Problem:
Within the listing below, locate all lines containing the word "Lateral". Copy each one.

Data shown:
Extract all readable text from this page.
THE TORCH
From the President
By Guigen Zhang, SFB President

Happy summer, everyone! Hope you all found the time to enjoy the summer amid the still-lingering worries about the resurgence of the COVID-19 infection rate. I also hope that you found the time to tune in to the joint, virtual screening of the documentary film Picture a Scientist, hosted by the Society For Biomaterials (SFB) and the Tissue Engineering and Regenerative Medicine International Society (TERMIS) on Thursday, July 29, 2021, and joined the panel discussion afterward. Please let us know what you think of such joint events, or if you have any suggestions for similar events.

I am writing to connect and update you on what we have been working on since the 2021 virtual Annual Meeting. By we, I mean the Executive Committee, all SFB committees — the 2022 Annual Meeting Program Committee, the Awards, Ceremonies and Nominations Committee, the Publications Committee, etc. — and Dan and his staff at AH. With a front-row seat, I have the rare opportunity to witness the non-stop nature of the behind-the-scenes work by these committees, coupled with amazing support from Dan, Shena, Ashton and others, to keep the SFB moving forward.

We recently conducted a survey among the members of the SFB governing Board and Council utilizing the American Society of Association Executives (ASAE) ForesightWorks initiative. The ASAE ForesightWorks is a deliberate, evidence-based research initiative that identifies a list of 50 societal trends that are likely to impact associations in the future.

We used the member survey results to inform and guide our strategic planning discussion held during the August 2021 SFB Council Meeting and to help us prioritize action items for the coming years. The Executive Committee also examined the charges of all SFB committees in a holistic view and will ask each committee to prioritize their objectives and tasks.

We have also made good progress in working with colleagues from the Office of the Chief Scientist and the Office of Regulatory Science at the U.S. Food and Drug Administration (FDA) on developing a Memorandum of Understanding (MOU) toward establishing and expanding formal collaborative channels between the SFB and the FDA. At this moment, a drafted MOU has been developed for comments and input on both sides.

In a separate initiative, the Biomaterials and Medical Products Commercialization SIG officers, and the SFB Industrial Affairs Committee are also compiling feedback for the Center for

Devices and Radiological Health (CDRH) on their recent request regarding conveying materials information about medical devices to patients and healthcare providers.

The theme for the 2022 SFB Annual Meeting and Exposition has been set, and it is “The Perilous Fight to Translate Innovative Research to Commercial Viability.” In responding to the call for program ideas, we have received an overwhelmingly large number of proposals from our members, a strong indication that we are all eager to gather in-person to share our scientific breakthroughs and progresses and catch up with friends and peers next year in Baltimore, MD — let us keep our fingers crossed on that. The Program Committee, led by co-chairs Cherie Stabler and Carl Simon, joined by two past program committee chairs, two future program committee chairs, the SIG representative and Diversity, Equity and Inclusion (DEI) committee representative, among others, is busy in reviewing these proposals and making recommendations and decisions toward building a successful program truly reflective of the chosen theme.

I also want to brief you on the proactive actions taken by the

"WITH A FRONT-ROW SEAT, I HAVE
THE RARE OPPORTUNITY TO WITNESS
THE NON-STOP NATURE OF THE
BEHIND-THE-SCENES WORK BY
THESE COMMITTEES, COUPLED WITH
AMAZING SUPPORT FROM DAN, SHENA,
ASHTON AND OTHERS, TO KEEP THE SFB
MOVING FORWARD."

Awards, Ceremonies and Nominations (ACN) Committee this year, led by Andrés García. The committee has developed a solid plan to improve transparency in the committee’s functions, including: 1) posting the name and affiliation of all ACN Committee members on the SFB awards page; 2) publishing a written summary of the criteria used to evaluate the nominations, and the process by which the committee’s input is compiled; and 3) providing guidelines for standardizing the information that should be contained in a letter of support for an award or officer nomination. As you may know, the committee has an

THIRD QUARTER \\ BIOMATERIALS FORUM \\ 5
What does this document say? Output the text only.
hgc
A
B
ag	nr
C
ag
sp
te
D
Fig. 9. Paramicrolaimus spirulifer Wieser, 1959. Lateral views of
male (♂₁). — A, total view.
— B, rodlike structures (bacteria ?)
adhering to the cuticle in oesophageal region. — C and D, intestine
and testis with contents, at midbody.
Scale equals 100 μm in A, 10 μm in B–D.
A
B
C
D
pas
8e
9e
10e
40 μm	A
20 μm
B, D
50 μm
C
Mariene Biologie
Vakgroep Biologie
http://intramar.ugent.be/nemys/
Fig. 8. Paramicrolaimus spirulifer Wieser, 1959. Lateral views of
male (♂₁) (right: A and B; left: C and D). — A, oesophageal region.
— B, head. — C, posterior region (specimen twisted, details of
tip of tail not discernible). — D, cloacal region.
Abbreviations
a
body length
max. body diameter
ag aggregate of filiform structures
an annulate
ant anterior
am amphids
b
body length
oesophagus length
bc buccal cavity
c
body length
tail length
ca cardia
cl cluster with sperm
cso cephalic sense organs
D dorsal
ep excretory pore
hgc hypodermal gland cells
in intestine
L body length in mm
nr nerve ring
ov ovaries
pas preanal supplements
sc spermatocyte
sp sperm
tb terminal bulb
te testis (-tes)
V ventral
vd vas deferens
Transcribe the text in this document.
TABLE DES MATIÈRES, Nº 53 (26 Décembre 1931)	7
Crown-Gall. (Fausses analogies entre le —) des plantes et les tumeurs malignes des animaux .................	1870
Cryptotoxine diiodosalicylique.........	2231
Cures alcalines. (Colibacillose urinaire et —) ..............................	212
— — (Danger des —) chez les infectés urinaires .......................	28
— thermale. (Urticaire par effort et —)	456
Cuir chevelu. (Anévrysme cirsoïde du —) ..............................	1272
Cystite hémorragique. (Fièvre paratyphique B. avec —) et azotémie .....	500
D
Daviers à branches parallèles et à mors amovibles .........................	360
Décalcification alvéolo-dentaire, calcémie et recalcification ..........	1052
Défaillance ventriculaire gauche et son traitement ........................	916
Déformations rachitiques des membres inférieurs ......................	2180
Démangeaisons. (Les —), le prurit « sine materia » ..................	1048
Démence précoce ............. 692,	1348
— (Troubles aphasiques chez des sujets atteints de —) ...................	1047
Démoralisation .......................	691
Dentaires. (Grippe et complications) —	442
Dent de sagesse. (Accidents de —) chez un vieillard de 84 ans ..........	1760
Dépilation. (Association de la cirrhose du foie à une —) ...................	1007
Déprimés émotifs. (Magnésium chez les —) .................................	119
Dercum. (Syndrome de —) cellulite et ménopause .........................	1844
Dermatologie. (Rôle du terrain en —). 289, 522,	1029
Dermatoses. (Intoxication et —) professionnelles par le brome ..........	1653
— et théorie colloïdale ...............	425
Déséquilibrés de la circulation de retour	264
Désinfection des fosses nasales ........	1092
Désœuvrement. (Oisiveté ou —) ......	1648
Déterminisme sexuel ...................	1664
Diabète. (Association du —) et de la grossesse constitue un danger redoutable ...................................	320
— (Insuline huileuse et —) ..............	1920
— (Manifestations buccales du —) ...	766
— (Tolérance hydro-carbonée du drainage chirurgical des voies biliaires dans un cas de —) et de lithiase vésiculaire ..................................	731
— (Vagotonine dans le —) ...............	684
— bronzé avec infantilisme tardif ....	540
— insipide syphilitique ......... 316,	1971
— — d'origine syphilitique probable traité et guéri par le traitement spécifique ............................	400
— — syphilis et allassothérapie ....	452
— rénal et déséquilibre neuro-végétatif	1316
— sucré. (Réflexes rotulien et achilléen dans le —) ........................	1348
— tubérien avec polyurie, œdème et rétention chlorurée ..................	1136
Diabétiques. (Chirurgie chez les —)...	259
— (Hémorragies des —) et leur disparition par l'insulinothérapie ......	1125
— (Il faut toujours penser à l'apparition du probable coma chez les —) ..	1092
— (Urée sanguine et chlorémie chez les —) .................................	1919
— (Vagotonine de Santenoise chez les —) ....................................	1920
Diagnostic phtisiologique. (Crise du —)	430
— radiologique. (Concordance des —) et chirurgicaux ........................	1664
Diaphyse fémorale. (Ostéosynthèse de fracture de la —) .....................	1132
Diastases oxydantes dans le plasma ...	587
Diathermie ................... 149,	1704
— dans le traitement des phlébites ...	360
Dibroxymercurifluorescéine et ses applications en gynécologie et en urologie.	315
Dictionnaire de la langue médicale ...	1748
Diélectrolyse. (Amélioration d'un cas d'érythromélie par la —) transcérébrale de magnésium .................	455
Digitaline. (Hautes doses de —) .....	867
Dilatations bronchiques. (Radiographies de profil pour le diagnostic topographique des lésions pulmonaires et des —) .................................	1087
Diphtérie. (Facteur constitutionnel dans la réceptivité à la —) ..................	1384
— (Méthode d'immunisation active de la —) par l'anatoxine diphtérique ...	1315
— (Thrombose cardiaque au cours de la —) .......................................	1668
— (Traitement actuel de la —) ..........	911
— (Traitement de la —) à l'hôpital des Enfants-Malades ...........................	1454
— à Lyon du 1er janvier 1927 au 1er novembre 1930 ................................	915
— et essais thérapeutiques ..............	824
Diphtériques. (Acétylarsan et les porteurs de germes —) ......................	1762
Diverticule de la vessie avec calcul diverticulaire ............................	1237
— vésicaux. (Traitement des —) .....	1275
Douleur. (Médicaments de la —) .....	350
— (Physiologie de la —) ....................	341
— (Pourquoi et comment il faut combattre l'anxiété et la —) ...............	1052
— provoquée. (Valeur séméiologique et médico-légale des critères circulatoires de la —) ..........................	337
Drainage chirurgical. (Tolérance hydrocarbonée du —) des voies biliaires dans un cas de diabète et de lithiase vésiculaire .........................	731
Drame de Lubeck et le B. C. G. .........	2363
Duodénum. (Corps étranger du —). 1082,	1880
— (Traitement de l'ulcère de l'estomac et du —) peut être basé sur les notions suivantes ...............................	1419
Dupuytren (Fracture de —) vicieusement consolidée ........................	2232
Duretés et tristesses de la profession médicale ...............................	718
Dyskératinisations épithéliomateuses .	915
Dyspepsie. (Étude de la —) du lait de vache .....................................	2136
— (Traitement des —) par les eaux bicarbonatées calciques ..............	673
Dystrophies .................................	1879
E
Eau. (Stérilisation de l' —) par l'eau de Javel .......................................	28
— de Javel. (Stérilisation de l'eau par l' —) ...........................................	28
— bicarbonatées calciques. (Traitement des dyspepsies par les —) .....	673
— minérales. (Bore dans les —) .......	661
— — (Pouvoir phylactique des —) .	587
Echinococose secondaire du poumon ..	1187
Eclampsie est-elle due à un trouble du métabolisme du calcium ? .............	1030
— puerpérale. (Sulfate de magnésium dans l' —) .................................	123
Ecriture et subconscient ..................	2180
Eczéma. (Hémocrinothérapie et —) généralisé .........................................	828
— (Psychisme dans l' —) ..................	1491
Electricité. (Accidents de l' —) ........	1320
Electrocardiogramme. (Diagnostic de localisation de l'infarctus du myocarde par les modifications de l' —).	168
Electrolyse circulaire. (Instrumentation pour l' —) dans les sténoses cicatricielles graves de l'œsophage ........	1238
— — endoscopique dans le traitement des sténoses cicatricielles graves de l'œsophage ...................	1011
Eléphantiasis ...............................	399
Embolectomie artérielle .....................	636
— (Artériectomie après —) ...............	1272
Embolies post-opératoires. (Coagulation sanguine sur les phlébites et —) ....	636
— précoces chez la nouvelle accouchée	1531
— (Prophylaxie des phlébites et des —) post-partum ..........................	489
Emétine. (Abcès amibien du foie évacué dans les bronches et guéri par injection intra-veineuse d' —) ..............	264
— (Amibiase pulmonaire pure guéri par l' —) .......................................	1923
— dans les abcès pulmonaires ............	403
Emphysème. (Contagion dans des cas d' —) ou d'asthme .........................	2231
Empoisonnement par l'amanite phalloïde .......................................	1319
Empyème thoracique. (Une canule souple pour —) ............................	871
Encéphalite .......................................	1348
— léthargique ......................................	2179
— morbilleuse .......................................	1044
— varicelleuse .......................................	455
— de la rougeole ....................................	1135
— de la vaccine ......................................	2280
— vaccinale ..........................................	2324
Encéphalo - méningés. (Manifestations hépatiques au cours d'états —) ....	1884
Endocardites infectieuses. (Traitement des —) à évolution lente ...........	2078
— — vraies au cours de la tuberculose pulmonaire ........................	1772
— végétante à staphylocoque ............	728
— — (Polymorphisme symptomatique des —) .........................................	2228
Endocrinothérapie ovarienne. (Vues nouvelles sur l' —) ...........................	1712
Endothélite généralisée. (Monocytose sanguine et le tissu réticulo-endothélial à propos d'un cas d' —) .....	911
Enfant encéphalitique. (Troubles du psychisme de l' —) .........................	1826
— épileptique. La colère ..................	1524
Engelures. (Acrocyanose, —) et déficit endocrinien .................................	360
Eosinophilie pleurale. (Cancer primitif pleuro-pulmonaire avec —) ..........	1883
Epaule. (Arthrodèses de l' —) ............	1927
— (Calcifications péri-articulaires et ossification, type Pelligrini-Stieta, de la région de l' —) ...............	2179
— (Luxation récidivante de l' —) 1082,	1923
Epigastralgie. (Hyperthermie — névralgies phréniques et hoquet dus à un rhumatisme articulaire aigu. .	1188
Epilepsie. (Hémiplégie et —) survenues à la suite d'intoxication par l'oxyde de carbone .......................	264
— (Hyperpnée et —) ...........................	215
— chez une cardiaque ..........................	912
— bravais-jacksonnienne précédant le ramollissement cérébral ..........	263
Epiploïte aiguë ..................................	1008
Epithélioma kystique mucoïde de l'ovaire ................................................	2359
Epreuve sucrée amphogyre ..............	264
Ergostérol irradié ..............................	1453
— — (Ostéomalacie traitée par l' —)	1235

Answer below:
Fig. 9. Paramicrolaimus spirulifer Wieser, 1959. Lateral views of
Fig. 8. Paramicrolaimus spirulifer Wieser, 1959. Lateral views of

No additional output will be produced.